• **Data in this exercise**
## Start

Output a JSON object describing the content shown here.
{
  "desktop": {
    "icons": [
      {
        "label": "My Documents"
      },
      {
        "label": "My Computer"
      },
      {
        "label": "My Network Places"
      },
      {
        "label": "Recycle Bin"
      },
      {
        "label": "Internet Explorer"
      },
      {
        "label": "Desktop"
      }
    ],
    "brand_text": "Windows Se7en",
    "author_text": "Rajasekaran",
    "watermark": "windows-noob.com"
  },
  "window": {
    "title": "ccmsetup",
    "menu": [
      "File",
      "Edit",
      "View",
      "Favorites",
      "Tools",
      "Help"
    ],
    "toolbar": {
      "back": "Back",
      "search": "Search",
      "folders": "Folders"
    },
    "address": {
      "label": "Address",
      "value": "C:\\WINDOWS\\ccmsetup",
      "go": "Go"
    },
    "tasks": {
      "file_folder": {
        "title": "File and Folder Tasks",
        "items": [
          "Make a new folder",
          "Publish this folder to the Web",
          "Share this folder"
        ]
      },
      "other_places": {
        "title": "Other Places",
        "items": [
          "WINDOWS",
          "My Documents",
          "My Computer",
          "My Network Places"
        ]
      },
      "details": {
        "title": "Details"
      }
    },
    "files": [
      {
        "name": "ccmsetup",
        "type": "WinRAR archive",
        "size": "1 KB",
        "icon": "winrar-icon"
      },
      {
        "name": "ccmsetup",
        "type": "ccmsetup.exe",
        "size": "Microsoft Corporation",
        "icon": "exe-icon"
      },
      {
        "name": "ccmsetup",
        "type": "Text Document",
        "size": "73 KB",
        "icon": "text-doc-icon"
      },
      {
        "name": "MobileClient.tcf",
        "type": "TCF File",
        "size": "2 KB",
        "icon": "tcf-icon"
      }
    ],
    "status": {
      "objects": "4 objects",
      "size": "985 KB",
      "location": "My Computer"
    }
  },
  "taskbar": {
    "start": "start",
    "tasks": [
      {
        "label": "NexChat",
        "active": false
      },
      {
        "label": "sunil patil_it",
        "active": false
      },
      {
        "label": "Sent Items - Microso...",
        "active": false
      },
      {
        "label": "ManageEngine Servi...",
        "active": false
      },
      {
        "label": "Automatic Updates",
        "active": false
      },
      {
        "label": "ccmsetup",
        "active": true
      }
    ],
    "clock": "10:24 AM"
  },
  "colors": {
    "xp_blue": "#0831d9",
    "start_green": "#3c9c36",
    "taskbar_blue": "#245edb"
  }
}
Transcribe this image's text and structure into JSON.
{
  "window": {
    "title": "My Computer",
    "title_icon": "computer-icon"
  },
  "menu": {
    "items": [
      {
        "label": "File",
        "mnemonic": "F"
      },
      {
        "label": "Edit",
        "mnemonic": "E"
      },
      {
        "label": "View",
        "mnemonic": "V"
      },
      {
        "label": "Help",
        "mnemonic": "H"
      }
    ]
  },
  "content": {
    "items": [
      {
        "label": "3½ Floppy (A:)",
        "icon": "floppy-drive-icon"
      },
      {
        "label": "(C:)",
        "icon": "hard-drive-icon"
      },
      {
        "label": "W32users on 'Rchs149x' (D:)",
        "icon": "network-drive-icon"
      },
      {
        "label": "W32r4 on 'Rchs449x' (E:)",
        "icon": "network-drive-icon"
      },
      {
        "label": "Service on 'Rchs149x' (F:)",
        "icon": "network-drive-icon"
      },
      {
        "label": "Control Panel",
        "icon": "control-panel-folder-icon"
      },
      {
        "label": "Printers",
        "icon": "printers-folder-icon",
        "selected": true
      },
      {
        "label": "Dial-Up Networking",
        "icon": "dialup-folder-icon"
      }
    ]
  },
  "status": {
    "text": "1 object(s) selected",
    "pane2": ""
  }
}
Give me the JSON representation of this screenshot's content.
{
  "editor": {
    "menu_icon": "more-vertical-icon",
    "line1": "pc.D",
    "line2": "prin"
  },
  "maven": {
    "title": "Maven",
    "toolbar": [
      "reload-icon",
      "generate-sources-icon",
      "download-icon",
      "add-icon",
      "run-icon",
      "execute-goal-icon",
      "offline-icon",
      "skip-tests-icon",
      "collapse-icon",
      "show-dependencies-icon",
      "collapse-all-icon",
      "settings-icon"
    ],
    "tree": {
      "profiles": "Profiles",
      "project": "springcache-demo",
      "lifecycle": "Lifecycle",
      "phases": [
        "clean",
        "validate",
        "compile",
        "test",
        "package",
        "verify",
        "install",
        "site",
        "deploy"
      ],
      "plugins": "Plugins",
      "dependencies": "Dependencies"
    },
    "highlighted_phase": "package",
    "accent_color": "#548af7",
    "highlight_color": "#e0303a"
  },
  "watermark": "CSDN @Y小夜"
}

## End

• **Problem description**
Show the data once more, exactly as it was written.

• **Result below**
Output a JSON object describing the content shown here.
{
  "desktop": {
    "icons": [
      {
        "label": "My Documents"
      },
      {
        "label": "My Computer"
      },
      {
        "label": "My Network Places"
      },
      {
        "label": "Recycle Bin"
      },
      {
        "label": "Internet Explorer"
      },
      {
        "label": "Desktop"
      }
    ],
    "brand_text": "Windows Se7en",
    "author_text": "Rajasekaran",
    "watermark": "windows-noob.com"
  },
  "window": {
    "title": "ccmsetup",
    "menu": [
      "File",
      "Edit",
      "View",
      "Favorites",
      "Tools",
      "Help"
    ],
    "toolbar": {
      "back": "Back",
      "search": "Search",
      "folders": "Folders"
    },
    "address": {
      "label": "Address",
      "value": "C:\\WINDOWS\\ccmsetup",
      "go": "Go"
    },
    "tasks": {
      "file_folder": {
        "title": "File and Folder Tasks",
        "items": [
          "Make a new folder",
          "Publish this folder to the Web",
          "Share this folder"
        ]
      },
      "other_places": {
        "title": "Other Places",
        "items": [
          "WINDOWS",
          "My Documents",
          "My Computer",
          "My Network Places"
        ]
      },
      "details": {
        "title": "Details"
      }
    },
    "files": [
      {
        "name": "ccmsetup",
        "type": "WinRAR archive",
        "size": "1 KB",
        "icon": "winrar-icon"
      },
      {
        "name": "ccmsetup",
        "type": "ccmsetup.exe",
        "size": "Microsoft Corporation",
        "icon": "exe-icon"
      },
      {
        "name": "ccmsetup",
        "type": "Text Document",
        "size": "73 KB",
        "icon": "text-doc-icon"
      },
      {
        "name": "MobileClient.tcf",
        "type": "TCF File",
        "size": "2 KB",
        "icon": "tcf-icon"
      }
    ],
    "status": {
      "objects": "4 objects",
      "size": "985 KB",
      "location": "My Computer"
    }
  },
  "taskbar": {
    "start": "start",
    "tasks": [
      {
        "label": "NexChat",
        "active": false
      },
      {
        "label": "sunil patil_it",
        "active": false
      },
      {
        "label": "Sent Items - Microso...",
        "active": false
      },
      {
        "label": "ManageEngine Servi...",
        "active": false
      },
      {
        "label": "Automatic Updates",
        "active": false
      },
      {
        "label": "ccmsetup",
        "active": true
      }
    ],
    "clock": "10:24 AM"
  },
  "colors": {
    "xp_blue": "#0831d9",
    "start_green": "#3c9c36",
    "taskbar_blue": "#245edb"
  }
}
Transcribe this image's text and structure into JSON.
{
  "window": {
    "title": "My Computer",
    "title_icon": "computer-icon"
  },
  "menu": {
    "items": [
      {
        "label": "File",
        "mnemonic": "F"
      },
      {
        "label": "Edit",
        "mnemonic": "E"
      },
      {
        "label": "View",
        "mnemonic": "V"
      },
      {
        "label": "Help",
        "mnemonic": "H"
      }
    ]
  },
  "content": {
    "items": [
      {
        "label": "3½ Floppy (A:)",
        "icon": "floppy-drive-icon"
      },
      {
        "label": "(C:)",
        "icon": "hard-drive-icon"
      },
      {
        "label": "W32users on 'Rchs149x' (D:)",
        "icon": "network-drive-icon"
      },
      {
        "label": "W32r4 on 'Rchs449x' (E:)",
        "icon": "network-drive-icon"
      },
      {
        "label": "Service on 'Rchs149x' (F:)",
        "icon": "network-drive-icon"
      },
      {
        "label": "Control Panel",
        "icon": "control-panel-folder-icon"
      },
      {
        "label": "Printers",
        "icon": "printers-folder-icon",
        "selected": true
      },
      {
        "label": "Dial-Up Networking",
        "icon": "dialup-folder-icon"
      }
    ]
  },
  "status": {
    "text": "1 object(s) selected",
    "pane2": ""
  }
}
Give me the JSON representation of this screenshot's content.
{
  "editor": {
    "menu_icon": "more-vertical-icon",
    "line1": "pc.D",
    "line2": "prin"
  },
  "maven": {
    "title": "Maven",
    "toolbar": [
      "reload-icon",
      "generate-sources-icon",
      "download-icon",
      "add-icon",
      "run-icon",
      "execute-goal-icon",
      "offline-icon",
      "skip-tests-icon",
      "collapse-icon",
      "show-dependencies-icon",
      "collapse-all-icon",
      "settings-icon"
    ],
    "tree": {
      "profiles": "Profiles",
      "project": "springcache-demo",
      "lifecycle": "Lifecycle",
      "phases": [
        "clean",
        "validate",
        "compile",
        "test",
        "package",
        "verify",
        "install",
        "site",
        "deploy"
      ],
      "plugins": "Plugins",
      "dependencies": "Dependencies"
    },
    "highlighted_phase": "package",
    "accent_color": "#548af7",
    "highlight_color": "#e0303a"
  },
  "watermark": "CSDN @Y小夜"
}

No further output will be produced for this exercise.